● TASK TO COMPLETE: Copy the data word for word, starting with its first line and ending with the line that contains "annotation-c2-label: C2 —". Include that final line.

Layout records
§
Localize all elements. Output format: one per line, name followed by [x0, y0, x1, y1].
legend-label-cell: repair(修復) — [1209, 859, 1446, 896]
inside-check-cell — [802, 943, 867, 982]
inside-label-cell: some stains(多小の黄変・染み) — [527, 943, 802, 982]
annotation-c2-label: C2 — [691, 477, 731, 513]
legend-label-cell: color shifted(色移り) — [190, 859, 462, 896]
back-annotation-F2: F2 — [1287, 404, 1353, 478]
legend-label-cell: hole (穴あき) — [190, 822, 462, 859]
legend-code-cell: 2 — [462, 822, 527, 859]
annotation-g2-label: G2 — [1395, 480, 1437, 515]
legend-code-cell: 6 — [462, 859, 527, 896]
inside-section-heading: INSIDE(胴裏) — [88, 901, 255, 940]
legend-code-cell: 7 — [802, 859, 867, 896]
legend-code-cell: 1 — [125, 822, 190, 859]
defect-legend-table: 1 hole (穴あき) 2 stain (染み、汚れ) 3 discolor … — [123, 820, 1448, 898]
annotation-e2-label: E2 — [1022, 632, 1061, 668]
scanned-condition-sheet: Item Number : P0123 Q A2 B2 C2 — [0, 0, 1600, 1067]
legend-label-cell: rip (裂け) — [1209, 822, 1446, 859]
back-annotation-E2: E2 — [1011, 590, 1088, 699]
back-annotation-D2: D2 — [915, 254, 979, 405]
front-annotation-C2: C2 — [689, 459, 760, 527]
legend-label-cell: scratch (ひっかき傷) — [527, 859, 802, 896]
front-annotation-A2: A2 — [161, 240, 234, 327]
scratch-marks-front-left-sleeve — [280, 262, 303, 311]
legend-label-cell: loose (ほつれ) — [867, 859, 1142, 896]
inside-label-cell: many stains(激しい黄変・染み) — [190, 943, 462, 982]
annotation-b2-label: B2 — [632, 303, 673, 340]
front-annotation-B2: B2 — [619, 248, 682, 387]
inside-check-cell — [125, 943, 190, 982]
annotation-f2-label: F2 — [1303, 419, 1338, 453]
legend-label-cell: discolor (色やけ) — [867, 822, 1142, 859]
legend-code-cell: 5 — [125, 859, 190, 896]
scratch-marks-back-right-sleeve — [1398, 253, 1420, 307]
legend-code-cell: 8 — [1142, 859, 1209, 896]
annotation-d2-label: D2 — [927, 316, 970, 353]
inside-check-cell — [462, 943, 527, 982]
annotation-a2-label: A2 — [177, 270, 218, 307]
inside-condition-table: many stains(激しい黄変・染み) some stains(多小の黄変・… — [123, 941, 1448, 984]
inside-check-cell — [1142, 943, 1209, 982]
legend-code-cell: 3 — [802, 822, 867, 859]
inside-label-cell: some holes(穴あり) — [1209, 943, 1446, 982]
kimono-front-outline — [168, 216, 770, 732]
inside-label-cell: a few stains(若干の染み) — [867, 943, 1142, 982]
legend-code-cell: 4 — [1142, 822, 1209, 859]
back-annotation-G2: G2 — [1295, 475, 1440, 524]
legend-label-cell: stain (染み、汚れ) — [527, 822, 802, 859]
§
● SOLVED PROBLEM:
Localize all elements. Output format: one per line, name followed by [x0, y0, x1, y1].
legend-label-cell: repair(修復) — [1209, 859, 1446, 896]
inside-check-cell — [802, 943, 867, 982]
inside-label-cell: some stains(多小の黄変・染み) — [527, 943, 802, 982]
annotation-c2-label: C2 — [691, 477, 731, 513]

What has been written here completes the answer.